• [Description of the task]:
Where a line holds the string "Username", return that line.

— START Excerpted data —

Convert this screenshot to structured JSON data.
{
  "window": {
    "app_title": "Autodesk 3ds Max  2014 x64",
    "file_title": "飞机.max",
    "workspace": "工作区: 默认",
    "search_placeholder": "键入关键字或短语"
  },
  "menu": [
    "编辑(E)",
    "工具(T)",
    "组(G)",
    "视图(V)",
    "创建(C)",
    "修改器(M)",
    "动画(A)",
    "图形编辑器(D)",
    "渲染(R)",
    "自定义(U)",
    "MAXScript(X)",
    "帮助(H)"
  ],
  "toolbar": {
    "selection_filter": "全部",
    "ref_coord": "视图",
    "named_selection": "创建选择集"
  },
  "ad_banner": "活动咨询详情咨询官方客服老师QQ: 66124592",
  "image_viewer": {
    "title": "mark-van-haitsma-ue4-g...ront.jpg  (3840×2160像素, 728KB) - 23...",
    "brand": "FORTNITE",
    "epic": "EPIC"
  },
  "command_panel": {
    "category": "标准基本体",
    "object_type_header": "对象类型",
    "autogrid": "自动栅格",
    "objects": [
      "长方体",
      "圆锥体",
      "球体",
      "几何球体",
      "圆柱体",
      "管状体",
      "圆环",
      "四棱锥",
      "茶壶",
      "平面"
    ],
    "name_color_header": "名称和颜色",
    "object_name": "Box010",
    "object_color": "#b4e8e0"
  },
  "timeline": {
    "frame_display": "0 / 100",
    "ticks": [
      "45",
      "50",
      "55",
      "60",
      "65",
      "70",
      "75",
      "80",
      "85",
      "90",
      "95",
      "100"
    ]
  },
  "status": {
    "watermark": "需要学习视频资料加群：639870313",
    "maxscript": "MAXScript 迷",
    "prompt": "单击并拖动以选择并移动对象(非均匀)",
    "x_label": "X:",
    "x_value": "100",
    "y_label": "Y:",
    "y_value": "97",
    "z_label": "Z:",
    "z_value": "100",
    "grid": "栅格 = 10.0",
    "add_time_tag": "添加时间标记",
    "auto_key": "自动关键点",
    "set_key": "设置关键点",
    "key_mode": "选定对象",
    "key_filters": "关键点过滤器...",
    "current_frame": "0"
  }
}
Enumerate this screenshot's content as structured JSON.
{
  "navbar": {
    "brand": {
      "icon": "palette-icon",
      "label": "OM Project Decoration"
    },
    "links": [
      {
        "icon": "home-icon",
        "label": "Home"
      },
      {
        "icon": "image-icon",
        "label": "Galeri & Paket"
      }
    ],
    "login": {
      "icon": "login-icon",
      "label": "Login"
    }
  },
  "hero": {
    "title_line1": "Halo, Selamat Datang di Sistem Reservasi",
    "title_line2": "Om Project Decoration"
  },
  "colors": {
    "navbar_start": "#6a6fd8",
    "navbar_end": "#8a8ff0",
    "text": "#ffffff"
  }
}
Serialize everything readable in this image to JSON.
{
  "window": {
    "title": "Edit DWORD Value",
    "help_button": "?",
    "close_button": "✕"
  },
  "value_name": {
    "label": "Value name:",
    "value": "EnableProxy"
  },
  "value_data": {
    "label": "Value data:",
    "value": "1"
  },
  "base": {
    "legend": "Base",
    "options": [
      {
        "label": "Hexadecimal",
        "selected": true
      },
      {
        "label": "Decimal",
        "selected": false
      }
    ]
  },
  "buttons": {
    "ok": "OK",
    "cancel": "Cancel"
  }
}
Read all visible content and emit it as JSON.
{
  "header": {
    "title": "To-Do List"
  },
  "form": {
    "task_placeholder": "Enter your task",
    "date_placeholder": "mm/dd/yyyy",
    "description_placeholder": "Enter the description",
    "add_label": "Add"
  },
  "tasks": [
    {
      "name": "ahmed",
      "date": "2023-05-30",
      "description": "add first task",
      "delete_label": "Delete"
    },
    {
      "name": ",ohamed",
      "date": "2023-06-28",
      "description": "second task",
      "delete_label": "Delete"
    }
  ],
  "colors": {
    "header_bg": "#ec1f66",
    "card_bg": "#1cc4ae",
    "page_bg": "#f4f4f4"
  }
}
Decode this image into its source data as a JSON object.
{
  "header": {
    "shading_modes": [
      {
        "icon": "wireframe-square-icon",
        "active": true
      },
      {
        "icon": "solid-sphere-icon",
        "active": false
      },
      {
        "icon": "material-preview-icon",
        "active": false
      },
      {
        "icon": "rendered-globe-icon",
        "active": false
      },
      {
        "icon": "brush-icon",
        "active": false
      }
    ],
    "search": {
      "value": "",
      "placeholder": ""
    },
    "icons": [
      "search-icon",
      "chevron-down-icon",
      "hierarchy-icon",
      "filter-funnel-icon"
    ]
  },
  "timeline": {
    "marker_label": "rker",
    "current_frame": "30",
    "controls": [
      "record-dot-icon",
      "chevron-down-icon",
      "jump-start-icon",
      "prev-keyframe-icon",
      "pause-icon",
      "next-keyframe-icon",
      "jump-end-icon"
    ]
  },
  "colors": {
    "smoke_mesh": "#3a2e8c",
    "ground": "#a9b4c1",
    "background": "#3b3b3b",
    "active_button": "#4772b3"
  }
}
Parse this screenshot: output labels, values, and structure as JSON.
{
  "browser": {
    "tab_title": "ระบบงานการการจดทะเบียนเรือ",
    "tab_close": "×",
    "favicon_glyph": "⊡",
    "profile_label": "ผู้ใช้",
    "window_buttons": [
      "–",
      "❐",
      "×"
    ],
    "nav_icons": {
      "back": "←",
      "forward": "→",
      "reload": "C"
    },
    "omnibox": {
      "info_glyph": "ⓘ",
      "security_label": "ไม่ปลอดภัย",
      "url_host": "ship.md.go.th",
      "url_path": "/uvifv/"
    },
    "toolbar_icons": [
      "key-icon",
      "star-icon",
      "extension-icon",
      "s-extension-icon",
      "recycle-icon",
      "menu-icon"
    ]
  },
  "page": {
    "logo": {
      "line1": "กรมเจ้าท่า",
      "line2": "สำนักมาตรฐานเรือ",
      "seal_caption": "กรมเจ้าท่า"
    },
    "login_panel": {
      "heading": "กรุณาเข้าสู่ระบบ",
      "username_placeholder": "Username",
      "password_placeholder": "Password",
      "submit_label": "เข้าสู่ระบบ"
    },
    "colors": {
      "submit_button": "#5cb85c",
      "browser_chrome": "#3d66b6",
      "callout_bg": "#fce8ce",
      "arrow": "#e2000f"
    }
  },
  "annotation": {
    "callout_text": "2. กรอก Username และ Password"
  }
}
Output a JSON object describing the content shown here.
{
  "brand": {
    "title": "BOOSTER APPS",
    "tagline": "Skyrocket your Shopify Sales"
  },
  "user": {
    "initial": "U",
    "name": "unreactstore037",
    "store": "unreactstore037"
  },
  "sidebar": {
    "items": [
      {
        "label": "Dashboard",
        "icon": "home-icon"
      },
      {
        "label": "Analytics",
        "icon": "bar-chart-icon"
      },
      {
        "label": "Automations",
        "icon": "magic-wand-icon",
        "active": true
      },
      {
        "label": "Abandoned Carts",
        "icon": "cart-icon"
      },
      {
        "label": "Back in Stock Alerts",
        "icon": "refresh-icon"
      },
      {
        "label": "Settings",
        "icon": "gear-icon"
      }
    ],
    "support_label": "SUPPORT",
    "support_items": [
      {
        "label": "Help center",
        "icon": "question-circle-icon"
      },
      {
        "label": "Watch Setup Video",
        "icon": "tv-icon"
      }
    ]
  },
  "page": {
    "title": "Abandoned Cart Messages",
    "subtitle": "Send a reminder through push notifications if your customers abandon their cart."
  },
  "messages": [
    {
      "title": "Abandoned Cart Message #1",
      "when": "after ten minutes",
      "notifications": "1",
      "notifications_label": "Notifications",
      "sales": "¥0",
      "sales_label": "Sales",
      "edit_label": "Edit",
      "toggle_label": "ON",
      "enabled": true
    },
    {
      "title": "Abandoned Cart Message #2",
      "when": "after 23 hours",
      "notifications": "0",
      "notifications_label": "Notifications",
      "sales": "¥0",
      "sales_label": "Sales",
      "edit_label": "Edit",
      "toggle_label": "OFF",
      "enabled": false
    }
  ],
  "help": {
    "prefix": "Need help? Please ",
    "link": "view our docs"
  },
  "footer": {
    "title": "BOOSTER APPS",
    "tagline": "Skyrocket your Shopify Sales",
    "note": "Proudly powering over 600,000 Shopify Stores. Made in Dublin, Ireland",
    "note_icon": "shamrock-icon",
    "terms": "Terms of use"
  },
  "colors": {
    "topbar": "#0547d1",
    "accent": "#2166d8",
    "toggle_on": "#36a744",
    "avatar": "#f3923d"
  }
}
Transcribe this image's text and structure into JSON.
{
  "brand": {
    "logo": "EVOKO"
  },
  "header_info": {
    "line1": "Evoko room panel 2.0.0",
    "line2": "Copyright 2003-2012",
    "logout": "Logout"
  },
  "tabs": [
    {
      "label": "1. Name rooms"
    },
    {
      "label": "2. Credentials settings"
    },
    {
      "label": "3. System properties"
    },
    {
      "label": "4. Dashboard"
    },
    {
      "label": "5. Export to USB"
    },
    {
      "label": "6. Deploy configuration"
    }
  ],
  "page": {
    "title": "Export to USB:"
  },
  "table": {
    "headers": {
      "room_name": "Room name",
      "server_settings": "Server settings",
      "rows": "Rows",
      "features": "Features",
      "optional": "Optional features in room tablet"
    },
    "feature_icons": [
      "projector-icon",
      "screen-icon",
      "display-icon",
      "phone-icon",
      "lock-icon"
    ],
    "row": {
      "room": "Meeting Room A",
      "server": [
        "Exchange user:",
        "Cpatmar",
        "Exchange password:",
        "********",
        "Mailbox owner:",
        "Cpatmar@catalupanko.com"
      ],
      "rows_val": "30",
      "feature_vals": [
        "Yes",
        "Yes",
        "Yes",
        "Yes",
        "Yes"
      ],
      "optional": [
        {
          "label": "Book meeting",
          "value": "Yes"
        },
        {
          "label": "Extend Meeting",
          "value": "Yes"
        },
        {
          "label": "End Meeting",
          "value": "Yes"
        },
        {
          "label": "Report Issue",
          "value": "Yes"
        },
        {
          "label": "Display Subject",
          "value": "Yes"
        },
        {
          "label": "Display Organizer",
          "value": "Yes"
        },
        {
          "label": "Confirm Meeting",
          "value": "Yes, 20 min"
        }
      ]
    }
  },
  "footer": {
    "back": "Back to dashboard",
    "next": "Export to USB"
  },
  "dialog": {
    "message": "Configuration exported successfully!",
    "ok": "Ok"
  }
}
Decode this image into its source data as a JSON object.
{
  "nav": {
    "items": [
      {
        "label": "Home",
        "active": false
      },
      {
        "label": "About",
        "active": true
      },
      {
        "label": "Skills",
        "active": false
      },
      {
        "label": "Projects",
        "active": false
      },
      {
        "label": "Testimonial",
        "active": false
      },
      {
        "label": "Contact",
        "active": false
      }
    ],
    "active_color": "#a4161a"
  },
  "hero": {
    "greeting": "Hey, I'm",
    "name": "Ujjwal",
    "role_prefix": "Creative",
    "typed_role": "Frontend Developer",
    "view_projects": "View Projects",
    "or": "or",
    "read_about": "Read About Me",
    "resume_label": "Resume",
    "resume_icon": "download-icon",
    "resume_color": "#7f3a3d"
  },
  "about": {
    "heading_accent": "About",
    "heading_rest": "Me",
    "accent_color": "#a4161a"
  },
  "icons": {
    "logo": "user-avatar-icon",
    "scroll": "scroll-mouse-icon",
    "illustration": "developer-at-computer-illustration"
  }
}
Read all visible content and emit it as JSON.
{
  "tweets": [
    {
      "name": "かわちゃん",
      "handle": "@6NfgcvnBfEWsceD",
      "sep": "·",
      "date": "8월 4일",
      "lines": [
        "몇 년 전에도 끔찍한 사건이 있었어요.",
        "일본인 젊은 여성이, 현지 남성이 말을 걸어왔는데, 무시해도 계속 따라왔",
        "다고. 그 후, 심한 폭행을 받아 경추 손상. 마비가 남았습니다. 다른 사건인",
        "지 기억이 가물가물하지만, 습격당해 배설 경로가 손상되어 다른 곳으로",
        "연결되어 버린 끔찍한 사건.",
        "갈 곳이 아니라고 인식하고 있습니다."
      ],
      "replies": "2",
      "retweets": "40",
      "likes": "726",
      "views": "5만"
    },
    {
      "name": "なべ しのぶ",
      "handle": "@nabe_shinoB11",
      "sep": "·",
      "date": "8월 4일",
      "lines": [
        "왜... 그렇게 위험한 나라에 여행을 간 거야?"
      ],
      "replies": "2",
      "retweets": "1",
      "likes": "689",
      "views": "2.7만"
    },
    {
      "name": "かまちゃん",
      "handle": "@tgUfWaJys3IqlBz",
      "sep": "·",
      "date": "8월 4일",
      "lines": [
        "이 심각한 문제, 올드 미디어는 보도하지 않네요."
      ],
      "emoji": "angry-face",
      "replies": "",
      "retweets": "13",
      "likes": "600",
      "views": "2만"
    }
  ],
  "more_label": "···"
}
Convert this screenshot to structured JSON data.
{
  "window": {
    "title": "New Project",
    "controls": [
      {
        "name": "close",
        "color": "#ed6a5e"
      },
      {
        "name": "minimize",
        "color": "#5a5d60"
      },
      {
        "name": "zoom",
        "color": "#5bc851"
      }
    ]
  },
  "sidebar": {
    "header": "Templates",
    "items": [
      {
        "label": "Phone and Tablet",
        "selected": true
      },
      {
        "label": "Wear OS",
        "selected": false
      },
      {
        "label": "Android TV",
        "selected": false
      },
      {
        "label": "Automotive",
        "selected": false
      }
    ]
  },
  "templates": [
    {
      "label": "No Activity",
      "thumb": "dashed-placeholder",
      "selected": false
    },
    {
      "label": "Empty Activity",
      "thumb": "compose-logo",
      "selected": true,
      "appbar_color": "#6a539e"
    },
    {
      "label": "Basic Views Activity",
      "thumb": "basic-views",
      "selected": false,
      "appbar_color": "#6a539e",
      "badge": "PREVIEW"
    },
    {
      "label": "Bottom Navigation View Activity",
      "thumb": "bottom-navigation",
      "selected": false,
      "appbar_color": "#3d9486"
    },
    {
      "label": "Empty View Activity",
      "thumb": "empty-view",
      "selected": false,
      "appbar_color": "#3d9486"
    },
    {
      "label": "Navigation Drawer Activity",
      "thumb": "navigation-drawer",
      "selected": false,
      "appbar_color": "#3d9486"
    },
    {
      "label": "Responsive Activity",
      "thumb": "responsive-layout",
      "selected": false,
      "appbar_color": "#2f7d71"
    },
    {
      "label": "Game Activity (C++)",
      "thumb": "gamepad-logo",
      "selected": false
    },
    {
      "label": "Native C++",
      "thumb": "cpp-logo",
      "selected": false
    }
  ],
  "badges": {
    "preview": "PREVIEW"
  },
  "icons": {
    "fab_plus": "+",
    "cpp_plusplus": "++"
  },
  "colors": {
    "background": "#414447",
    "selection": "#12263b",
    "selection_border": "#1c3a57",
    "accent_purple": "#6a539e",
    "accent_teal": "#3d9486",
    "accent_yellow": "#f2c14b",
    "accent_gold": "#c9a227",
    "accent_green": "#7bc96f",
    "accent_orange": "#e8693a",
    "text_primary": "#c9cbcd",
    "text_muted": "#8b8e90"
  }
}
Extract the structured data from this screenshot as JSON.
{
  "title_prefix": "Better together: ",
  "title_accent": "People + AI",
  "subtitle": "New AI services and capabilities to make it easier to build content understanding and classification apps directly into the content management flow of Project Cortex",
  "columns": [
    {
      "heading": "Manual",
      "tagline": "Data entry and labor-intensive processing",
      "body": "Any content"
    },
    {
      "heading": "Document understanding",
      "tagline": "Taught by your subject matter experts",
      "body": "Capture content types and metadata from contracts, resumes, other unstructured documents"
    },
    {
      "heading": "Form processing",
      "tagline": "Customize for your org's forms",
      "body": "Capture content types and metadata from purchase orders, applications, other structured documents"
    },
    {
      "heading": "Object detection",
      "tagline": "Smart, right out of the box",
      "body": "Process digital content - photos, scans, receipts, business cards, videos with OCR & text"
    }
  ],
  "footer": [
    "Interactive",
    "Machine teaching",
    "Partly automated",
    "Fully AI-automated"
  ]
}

— END Excerpted data —

• [Expected answer]:
      "username_placeholder": "Username",
    "callout_text": "2. กรอก Username และ Password"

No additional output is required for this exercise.